Exercise details —
In the copy, include every entry exactly but none of the images.

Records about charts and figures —
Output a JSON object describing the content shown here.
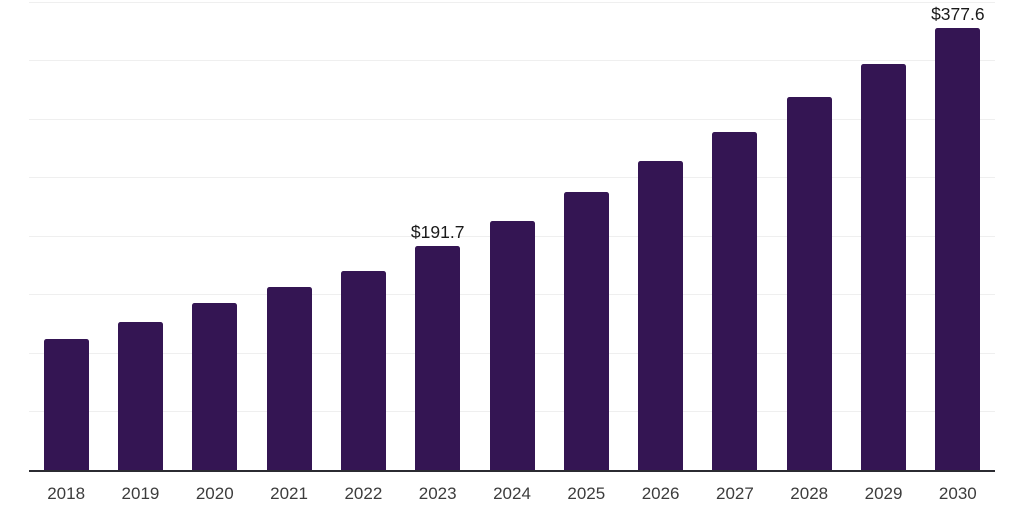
{
  "chart_data": {
    "type": "bar",
    "categories": [
      "2018",
      "2019",
      "2020",
      "2021",
      "2022",
      "2023",
      "2024",
      "2025",
      "2026",
      "2027",
      "2028",
      "2029",
      "2030"
    ],
    "values": [
      112.4,
      126.1,
      142.8,
      156.0,
      169.9,
      191.7,
      212.9,
      237.6,
      264.1,
      288.8,
      318.7,
      347.2,
      377.6
    ],
    "data_labels": [
      {
        "category": "2023",
        "text": "$191.7"
      },
      {
        "category": "2030",
        "text": "$377.6"
      }
    ],
    "xlabel": "",
    "ylabel": "",
    "title": "",
    "ylim": [
      0,
      400
    ],
    "grid_step": 50,
    "grid": "horizontal-only",
    "legend": "none",
    "y_axis_labels_visible": false,
    "colors": {
      "bar": "#341553",
      "axis_line": "#2b2b31",
      "gridline": "#efefef",
      "tick_label": "#3c3c3c",
      "value_label": "#1a1a1a",
      "background": "#ffffff"
    }
  }
}
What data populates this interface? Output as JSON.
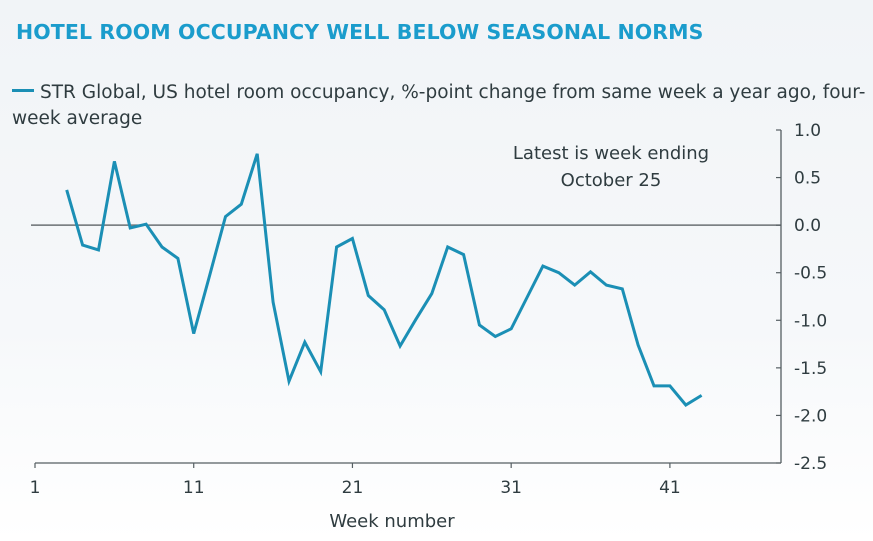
{
  "chart_data": {
    "type": "line",
    "title": "HOTEL ROOM OCCUPANCY WELL BELOW SEASONAL NORMS",
    "xlabel": "Week number",
    "ylabel": "",
    "xlim": [
      1,
      48
    ],
    "ylim": [
      -2.5,
      1.0
    ],
    "xticks": [
      1,
      11,
      21,
      31,
      41
    ],
    "yticks": [
      1.0,
      0.5,
      0.0,
      -0.5,
      -1.0,
      -1.5,
      -2.0,
      -2.5
    ],
    "ytick_labels": [
      "1.0",
      "0.5",
      "0.0",
      "-0.5",
      "-1.0",
      "-1.5",
      "-2.0",
      "-2.5"
    ],
    "y_axis_side": "right",
    "grid": false,
    "reference_line": 0.0,
    "legend_placement": "top-left",
    "annotation": [
      "Latest is week ending",
      "October 25"
    ],
    "series": [
      {
        "name": "STR Global, US hotel room occupancy, %-point change from same week a year ago, four-week average",
        "color": "#1b8fb5",
        "x": [
          3,
          4,
          5,
          6,
          7,
          8,
          9,
          10,
          11,
          12,
          13,
          14,
          15,
          16,
          17,
          18,
          19,
          20,
          21,
          22,
          23,
          24,
          25,
          26,
          27,
          28,
          29,
          30,
          31,
          32,
          33,
          34,
          35,
          36,
          37,
          38,
          39,
          40,
          41,
          42,
          43
        ],
        "values": [
          0.37,
          -0.21,
          -0.26,
          0.67,
          -0.03,
          0.01,
          -0.23,
          -0.35,
          -1.14,
          -0.53,
          0.09,
          0.22,
          0.75,
          -0.81,
          -1.64,
          -1.23,
          -1.54,
          -0.23,
          -0.14,
          -0.74,
          -0.89,
          -1.27,
          -0.99,
          -0.72,
          -0.23,
          -0.31,
          -1.05,
          -1.17,
          -1.09,
          -0.76,
          -0.43,
          -0.5,
          -0.63,
          -0.49,
          -0.63,
          -0.67,
          -1.26,
          -1.69,
          -1.69,
          -1.89,
          -1.79
        ]
      }
    ]
  },
  "colors": {
    "title": "#1b9ccc",
    "series": "#1b8fb5",
    "text": "#2f3c40",
    "axis": "#555e62"
  }
}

Result —
Output a JSON object describing the content shown here.
{
  "chart_data": {
    "type": "bar",
    "categories": [
      "2018",
      "2019",
      "2020",
      "2021",
      "2022",
      "2023",
      "2024",
      "2025",
      "2026",
      "2027",
      "2028",
      "2029",
      "2030"
    ],
    "values": [
      112.4,
      126.1,
      142.8,
      156.0,
      169.9,
      191.7,
      212.9,
      237.6,
      264.1,
      288.8,
      318.7,
      347.2,
      377.6
    ],
    "data_labels": [
      {
        "category": "2023",
        "text": "$191.7"
      },
      {
        "category": "2030",
        "text": "$377.6"
      }
    ],
    "xlabel": "",
    "ylabel": "",
    "title": "",
    "ylim": [
      0,
      400
    ],
    "grid_step": 50,
    "grid": "horizontal-only",
    "legend": "none",
    "y_axis_labels_visible": false,
    "colors": {
      "bar": "#341553",
      "axis_line": "#2b2b31",
      "gridline": "#efefef",
      "tick_label": "#3c3c3c",
      "value_label": "#1a1a1a",
      "background": "#ffffff"
    }
  }
}
What data populates this interface? Output as JSON.
{
  "chart_data": {
    "type": "line",
    "title": "HOTEL ROOM OCCUPANCY WELL BELOW SEASONAL NORMS",
    "xlabel": "Week number",
    "ylabel": "",
    "xlim": [
      1,
      48
    ],
    "ylim": [
      -2.5,
      1.0
    ],
    "xticks": [
      1,
      11,
      21,
      31,
      41
    ],
    "yticks": [
      1.0,
      0.5,
      0.0,
      -0.5,
      -1.0,
      -1.5,
      -2.0,
      -2.5
    ],
    "ytick_labels": [
      "1.0",
      "0.5",
      "0.0",
      "-0.5",
      "-1.0",
      "-1.5",
      "-2.0",
      "-2.5"
    ],
    "y_axis_side": "right",
    "grid": false,
    "reference_line": 0.0,
    "legend_placement": "top-left",
    "annotation": [
      "Latest is week ending",
      "October 25"
    ],
    "series": [
      {
        "name": "STR Global, US hotel room occupancy, %-point change from same week a year ago, four-week average",
        "color": "#1b8fb5",
        "x": [
          3,
          4,
          5,
          6,
          7,
          8,
          9,
          10,
          11,
          12,
          13,
          14,
          15,
          16,
          17,
          18,
          19,
          20,
          21,
          22,
          23,
          24,
          25,
          26,
          27,
          28,
          29,
          30,
          31,
          32,
          33,
          34,
          35,
          36,
          37,
          38,
          39,
          40,
          41,
          42,
          43
        ],
        "values": [
          0.37,
          -0.21,
          -0.26,
          0.67,
          -0.03,
          0.01,
          -0.23,
          -0.35,
          -1.14,
          -0.53,
          0.09,
          0.22,
          0.75,
          -0.81,
          -1.64,
          -1.23,
          -1.54,
          -0.23,
          -0.14,
          -0.74,
          -0.89,
          -1.27,
          -0.99,
          -0.72,
          -0.23,
          -0.31,
          -1.05,
          -1.17,
          -1.09,
          -0.76,
          -0.43,
          -0.5,
          -0.63,
          -0.49,
          -0.63,
          -0.67,
          -1.26,
          -1.69,
          -1.69,
          -1.89,
          -1.79
        ]
      }
    ]
  },
  "colors": {
    "title": "#1b9ccc",
    "series": "#1b8fb5",
    "text": "#2f3c40",
    "axis": "#555e62"
  }
}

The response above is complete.